— BEGIN Source data —

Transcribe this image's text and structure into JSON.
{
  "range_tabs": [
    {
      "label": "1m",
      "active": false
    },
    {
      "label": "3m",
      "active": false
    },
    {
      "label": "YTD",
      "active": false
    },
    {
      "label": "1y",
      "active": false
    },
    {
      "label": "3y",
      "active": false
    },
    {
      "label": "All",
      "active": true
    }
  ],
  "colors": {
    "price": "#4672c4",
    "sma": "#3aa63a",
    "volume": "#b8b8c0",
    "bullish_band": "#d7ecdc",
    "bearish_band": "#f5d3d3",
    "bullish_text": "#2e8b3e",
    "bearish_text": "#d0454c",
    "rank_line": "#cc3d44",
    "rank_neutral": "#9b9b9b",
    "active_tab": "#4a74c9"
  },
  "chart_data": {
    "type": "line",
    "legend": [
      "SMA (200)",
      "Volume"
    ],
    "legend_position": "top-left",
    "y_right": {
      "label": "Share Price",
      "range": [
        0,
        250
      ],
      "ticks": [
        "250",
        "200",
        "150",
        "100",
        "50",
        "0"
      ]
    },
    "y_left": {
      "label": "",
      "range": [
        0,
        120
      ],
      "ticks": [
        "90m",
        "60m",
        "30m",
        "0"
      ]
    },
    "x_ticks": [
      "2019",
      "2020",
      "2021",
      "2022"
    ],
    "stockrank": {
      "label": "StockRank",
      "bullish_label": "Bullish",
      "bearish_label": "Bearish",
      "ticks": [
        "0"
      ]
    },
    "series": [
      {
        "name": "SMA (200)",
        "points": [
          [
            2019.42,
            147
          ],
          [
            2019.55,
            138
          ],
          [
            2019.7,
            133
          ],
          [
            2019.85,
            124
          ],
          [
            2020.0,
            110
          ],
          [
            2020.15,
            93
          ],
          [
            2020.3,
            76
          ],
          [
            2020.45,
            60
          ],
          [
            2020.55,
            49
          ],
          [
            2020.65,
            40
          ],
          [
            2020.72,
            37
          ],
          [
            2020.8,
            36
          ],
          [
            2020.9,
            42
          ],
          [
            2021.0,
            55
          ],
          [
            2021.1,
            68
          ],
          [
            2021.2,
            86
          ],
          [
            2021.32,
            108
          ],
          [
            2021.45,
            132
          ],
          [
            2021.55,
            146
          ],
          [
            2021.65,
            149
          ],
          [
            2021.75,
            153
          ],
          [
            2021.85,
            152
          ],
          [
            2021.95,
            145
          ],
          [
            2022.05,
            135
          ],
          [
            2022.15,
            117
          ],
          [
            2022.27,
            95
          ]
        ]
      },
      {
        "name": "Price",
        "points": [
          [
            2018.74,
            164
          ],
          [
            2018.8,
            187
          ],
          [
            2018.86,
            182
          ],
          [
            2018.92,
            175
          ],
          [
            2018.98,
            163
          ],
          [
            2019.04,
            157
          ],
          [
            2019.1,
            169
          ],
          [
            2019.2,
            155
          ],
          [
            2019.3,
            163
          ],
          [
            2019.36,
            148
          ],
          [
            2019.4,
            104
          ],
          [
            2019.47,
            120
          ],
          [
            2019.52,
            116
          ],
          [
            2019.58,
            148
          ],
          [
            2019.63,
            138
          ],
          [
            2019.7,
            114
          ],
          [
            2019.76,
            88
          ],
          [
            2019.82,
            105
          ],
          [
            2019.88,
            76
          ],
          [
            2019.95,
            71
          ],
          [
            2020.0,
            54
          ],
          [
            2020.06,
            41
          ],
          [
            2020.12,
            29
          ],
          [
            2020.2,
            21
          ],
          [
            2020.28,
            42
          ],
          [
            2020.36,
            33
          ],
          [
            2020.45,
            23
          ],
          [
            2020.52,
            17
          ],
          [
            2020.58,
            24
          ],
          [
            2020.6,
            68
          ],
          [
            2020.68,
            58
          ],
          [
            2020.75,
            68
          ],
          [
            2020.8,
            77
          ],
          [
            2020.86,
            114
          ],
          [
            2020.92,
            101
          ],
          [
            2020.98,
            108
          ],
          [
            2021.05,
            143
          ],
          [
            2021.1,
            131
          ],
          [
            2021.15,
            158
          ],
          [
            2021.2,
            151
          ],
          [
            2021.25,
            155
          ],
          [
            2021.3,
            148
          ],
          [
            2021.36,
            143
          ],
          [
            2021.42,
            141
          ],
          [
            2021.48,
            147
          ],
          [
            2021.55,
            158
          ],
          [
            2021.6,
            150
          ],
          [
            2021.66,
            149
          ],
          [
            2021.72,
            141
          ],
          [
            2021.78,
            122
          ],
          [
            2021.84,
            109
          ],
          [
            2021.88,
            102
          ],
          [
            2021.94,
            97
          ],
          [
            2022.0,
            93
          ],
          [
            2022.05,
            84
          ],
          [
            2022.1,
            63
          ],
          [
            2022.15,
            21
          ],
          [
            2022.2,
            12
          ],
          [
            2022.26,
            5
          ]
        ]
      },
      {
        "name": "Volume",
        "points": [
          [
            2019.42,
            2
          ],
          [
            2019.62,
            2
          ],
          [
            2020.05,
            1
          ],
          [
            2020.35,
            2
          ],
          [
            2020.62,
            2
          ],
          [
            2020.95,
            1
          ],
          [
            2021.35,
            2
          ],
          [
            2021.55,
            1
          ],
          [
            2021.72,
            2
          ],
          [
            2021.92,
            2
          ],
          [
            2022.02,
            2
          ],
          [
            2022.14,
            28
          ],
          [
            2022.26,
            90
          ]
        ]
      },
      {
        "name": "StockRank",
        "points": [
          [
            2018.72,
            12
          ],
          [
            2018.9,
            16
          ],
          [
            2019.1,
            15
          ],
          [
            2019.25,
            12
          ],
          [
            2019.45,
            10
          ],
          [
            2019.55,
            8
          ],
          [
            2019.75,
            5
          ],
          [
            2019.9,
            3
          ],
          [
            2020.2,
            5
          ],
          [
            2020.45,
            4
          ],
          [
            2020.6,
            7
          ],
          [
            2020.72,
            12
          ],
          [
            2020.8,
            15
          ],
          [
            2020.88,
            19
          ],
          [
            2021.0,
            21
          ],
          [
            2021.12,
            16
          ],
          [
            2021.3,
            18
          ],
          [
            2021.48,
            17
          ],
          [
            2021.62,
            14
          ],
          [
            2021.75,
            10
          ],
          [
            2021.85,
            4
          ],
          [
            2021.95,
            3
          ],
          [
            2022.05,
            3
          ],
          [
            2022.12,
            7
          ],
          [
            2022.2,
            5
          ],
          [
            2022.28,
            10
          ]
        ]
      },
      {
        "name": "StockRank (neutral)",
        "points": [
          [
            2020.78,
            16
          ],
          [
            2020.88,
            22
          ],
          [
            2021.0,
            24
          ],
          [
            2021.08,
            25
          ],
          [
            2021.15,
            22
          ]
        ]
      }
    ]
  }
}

— END Source data —

Work to complete — Say how many lines contain the string "name", giving nothing but the count.

Problem solution — 5